• _Work instruction_
Search the records below for "name" and copy every line it turns up in.
Content starts
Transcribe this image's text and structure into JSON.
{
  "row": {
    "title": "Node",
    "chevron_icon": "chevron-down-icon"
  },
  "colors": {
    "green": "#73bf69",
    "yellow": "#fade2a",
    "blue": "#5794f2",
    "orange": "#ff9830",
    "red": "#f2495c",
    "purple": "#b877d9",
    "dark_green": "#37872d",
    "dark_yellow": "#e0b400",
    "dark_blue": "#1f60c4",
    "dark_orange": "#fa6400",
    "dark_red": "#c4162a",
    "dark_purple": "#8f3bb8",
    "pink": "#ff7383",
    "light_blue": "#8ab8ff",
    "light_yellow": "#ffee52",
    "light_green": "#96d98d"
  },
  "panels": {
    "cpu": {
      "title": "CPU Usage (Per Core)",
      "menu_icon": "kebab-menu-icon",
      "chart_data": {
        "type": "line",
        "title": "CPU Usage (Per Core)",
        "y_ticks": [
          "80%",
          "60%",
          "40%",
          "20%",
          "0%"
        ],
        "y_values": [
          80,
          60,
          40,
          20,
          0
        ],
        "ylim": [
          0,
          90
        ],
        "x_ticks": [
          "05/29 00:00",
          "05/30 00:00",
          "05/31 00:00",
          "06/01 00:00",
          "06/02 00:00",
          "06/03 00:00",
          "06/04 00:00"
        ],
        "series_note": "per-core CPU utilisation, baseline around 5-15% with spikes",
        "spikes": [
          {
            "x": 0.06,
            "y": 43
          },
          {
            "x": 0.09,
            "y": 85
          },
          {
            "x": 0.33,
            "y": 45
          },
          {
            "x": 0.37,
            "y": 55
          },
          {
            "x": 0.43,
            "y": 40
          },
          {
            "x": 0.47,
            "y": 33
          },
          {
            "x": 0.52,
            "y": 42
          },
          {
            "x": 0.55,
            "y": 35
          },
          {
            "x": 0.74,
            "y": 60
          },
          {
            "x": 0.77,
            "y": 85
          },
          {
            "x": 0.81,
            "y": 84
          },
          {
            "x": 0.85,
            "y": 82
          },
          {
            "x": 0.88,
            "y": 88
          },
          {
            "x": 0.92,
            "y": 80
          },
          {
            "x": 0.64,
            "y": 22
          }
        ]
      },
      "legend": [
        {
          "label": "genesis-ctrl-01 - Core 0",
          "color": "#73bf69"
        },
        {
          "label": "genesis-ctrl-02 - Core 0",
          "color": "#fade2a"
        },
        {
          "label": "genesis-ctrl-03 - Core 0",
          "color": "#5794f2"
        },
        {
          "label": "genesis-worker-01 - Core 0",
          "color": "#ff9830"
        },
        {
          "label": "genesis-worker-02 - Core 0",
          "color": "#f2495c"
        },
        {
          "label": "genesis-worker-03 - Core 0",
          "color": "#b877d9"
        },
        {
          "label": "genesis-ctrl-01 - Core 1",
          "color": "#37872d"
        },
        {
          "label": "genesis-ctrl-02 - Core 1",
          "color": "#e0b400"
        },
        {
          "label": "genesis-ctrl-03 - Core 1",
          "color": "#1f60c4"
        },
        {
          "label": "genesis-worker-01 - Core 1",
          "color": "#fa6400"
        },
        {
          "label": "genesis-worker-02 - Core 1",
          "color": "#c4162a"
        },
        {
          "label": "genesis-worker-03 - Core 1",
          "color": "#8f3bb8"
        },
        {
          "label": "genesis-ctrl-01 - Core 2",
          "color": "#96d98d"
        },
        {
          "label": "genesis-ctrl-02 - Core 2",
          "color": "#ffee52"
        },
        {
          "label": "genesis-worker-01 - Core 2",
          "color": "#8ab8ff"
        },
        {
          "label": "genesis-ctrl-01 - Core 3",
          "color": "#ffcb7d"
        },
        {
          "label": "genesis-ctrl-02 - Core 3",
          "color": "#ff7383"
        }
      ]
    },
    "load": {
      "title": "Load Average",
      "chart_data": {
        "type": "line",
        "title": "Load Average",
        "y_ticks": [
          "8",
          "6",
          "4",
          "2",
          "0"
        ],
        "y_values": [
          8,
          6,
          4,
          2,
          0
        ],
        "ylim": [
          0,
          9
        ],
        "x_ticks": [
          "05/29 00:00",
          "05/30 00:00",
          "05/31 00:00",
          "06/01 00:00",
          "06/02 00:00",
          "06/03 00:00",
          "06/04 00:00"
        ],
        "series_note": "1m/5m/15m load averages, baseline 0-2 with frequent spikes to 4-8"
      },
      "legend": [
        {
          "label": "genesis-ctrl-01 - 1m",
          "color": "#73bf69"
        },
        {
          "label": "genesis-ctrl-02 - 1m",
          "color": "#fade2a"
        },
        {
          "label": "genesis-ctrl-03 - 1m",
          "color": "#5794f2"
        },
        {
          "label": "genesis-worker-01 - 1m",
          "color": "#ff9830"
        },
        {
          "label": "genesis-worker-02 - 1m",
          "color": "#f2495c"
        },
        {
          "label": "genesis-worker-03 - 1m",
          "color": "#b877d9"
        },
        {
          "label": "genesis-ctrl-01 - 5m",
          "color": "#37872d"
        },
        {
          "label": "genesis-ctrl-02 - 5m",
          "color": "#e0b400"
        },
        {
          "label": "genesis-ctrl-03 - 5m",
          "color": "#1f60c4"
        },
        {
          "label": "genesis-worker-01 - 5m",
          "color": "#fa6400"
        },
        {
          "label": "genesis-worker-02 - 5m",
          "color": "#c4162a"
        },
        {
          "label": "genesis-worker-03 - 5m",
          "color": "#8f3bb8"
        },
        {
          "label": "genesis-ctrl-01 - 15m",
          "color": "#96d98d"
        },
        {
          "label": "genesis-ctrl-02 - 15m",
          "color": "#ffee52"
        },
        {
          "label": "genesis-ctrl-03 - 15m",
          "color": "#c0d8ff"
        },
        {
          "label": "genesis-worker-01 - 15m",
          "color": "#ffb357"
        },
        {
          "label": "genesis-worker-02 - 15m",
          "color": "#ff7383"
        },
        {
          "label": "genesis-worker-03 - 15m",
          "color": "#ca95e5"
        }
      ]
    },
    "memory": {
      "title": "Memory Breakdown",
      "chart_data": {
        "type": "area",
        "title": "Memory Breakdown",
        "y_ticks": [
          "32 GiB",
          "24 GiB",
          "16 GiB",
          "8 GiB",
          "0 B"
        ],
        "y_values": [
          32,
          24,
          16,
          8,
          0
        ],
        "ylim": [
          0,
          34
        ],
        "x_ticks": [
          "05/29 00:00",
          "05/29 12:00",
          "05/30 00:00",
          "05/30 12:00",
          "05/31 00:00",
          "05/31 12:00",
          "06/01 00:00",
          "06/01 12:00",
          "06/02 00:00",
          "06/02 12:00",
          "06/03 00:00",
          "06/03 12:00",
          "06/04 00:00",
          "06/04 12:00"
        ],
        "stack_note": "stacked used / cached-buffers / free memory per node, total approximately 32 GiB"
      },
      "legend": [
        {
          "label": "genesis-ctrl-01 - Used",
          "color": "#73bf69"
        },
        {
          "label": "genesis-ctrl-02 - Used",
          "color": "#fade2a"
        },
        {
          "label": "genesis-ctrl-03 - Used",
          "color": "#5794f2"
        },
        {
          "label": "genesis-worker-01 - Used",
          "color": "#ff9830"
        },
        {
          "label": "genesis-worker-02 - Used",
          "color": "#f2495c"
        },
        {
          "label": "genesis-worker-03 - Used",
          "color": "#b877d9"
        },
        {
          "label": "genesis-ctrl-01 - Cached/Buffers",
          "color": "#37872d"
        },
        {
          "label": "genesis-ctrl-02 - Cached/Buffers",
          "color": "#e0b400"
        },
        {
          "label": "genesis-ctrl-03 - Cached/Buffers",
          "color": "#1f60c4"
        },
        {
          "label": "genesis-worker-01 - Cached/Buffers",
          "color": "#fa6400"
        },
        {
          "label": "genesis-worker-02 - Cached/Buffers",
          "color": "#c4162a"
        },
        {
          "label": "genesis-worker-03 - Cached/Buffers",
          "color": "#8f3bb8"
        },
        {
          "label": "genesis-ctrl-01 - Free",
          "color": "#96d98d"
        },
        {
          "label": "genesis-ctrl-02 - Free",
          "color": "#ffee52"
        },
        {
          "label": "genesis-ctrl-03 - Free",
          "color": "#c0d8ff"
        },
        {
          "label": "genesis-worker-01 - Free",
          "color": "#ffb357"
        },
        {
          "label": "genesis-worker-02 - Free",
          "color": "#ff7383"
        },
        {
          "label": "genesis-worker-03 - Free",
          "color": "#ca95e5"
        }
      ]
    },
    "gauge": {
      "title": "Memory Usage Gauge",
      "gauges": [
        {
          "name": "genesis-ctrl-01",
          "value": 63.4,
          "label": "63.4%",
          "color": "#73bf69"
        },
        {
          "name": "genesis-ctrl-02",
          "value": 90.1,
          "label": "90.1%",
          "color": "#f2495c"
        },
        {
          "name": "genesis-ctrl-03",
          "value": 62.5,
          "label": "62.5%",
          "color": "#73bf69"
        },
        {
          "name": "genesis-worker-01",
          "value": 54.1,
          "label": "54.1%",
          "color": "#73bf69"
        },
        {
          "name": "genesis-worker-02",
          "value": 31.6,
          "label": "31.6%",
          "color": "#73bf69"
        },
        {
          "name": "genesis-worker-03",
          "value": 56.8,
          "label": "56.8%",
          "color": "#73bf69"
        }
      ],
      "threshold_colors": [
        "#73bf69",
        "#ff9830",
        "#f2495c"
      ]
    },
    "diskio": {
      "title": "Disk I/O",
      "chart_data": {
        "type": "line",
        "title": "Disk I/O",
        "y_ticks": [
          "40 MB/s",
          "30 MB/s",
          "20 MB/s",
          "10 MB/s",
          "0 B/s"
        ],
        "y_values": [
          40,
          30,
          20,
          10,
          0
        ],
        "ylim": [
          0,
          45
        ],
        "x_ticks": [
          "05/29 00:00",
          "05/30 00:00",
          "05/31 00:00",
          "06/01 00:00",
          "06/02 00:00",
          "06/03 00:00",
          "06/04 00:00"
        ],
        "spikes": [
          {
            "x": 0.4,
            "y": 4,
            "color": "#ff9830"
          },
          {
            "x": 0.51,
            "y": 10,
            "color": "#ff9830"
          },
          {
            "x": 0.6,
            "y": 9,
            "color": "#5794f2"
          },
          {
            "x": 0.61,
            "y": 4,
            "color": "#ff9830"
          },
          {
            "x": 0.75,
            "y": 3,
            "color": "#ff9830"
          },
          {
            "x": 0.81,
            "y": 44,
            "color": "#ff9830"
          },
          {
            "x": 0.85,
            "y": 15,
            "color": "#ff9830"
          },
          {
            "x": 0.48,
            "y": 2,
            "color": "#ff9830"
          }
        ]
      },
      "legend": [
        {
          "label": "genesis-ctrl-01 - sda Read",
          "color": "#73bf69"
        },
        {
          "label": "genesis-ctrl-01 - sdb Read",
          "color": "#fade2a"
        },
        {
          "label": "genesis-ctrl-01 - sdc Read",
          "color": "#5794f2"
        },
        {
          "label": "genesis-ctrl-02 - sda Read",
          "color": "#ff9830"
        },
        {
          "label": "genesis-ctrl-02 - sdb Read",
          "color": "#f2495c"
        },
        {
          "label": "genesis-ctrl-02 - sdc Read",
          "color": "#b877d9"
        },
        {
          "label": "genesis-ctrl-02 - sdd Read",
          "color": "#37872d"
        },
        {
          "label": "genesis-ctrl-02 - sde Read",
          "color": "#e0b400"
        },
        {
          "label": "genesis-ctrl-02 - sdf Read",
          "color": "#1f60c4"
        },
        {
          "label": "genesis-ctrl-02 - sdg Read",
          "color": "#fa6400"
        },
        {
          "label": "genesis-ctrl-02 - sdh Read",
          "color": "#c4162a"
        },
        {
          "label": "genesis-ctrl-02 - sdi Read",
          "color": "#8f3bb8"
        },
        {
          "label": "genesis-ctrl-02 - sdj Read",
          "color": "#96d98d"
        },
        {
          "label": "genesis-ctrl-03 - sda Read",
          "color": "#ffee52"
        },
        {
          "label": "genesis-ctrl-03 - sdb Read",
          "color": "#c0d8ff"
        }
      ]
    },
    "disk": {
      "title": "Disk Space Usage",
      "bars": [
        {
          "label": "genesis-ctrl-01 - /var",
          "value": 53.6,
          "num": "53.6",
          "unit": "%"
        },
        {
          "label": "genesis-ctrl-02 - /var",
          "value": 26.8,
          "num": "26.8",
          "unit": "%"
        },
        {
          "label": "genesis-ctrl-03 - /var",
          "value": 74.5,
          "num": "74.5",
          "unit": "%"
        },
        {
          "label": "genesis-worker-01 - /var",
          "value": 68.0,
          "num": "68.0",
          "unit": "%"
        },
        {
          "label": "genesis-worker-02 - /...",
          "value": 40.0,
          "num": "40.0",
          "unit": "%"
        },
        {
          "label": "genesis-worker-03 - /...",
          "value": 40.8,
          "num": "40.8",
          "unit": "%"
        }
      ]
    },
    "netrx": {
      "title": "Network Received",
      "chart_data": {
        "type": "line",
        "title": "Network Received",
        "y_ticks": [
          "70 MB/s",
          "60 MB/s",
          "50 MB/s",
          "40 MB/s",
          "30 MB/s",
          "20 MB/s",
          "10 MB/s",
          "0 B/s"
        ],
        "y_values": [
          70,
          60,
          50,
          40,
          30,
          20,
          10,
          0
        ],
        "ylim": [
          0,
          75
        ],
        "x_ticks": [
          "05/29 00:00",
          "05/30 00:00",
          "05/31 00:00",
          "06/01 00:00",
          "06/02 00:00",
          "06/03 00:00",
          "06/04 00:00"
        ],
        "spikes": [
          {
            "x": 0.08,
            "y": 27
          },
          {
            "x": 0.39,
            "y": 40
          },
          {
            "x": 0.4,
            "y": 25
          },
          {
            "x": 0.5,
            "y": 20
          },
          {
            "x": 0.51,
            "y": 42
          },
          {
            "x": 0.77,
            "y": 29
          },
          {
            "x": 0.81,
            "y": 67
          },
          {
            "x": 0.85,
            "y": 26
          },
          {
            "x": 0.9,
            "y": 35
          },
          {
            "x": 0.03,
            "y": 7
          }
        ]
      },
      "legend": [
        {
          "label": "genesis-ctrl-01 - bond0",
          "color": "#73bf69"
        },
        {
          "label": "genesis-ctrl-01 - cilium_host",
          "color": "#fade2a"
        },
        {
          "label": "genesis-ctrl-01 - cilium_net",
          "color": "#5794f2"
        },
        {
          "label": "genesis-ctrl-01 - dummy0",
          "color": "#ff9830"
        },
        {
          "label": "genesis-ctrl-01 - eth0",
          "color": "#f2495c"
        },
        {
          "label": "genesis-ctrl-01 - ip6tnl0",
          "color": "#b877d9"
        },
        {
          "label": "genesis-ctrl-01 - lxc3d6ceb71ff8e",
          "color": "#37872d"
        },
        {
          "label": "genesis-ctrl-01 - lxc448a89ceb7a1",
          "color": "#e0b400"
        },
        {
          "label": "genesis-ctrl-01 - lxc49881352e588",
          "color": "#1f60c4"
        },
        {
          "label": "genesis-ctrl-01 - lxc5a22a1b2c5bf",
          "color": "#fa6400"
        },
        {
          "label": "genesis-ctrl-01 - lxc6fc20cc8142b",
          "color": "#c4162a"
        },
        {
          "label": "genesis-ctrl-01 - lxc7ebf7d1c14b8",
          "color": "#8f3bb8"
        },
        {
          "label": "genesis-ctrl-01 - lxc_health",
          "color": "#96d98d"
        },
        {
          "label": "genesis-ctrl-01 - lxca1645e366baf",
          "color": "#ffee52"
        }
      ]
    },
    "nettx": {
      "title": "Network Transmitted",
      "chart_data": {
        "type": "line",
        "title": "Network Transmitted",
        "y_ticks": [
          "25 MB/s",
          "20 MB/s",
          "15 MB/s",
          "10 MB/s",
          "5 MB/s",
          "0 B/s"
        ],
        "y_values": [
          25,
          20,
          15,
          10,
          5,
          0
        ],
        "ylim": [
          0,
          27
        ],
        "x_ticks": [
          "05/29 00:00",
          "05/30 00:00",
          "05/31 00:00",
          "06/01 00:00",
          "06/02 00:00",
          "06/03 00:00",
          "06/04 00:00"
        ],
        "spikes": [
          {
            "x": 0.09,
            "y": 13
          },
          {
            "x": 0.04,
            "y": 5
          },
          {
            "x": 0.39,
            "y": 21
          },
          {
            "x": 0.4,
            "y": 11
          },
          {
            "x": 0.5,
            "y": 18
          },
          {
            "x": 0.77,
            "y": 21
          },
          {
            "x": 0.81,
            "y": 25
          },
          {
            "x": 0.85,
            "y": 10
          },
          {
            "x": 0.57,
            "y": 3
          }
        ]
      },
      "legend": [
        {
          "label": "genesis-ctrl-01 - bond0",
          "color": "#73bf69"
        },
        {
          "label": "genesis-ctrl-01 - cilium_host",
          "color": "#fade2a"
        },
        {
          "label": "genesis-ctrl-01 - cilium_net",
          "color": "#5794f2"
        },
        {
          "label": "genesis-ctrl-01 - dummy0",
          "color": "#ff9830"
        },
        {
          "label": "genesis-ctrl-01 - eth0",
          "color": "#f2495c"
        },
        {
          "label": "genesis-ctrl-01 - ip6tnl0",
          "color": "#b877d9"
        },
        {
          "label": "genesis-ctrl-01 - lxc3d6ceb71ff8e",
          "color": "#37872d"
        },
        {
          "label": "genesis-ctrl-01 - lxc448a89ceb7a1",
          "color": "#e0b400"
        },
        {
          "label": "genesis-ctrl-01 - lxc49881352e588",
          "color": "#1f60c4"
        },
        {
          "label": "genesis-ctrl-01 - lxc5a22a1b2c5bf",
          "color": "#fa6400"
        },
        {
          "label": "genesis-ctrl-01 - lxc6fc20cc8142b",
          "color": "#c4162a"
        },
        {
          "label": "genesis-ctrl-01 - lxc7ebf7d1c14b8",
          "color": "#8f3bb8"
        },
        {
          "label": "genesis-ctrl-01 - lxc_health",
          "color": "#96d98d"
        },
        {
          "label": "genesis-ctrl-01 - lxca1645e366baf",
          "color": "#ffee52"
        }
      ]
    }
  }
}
Content ends
• _Task output_
          "name": "genesis-ctrl-01",
          "name": "genesis-ctrl-02",
          "name": "genesis-ctrl-03",
          "name": "genesis-worker-01",
          "name": "genesis-worker-02",
          "name": "genesis-worker-03",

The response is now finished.